### EXERCISE GOAL
Scan the lines below for the string "Maskinmekaniker" and copy every one that has it.

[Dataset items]
****************************************

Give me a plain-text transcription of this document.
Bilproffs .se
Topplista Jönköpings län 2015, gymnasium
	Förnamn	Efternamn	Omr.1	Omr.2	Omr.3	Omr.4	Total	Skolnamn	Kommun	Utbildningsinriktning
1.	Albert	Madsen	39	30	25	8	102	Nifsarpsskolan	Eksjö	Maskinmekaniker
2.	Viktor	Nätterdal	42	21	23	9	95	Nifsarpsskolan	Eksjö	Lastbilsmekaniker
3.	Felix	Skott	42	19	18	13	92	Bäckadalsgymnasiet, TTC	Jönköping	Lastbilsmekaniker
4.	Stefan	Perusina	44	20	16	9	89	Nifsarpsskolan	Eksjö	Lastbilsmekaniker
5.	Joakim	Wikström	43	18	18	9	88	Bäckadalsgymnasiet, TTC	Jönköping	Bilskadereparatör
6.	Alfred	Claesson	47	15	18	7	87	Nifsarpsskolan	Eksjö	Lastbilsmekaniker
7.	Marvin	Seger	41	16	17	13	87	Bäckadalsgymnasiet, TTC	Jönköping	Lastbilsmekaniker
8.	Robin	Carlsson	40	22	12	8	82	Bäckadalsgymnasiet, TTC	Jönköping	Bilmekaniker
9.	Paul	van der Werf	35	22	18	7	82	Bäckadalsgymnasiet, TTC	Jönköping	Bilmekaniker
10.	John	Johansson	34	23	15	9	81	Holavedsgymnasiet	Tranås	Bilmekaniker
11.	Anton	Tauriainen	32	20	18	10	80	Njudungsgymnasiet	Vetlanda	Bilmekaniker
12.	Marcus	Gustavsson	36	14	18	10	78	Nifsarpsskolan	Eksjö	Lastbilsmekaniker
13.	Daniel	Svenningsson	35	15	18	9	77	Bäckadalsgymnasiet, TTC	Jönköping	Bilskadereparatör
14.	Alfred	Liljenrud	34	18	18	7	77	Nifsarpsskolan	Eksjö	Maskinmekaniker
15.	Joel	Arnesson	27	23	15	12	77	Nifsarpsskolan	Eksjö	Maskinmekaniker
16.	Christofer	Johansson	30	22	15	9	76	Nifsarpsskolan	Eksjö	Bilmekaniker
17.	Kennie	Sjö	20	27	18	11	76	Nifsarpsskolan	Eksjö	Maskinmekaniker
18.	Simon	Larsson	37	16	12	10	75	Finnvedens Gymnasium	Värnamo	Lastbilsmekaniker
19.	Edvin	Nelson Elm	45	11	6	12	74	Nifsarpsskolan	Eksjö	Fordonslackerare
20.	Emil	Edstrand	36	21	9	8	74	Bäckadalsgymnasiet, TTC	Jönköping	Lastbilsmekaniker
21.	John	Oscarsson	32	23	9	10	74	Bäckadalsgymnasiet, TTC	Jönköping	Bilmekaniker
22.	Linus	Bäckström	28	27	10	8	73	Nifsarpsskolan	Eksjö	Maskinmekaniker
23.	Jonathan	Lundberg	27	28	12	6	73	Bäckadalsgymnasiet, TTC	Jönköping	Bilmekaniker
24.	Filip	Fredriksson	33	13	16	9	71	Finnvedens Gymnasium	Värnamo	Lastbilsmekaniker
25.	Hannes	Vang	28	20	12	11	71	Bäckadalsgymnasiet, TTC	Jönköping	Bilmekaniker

****************************************

### ANSWER TO THE EXERCISE
1.	Albert	Madsen	39	30	25	8	102	Nifsarpsskolan	Eksjö	Maskinmekaniker
14.	Alfred	Liljenrud	34	18	18	7	77	Nifsarpsskolan	Eksjö	Maskinmekaniker
15.	Joel	Arnesson	27	23	15	12	77	Nifsarpsskolan	Eksjö	Maskinmekaniker
17.	Kennie	Sjö	20	27	18	11	76	Nifsarpsskolan	Eksjö	Maskinmekaniker
22.	Linus	Bäckström	28	27	10	8	73	Nifsarpsskolan	Eksjö	Maskinmekaniker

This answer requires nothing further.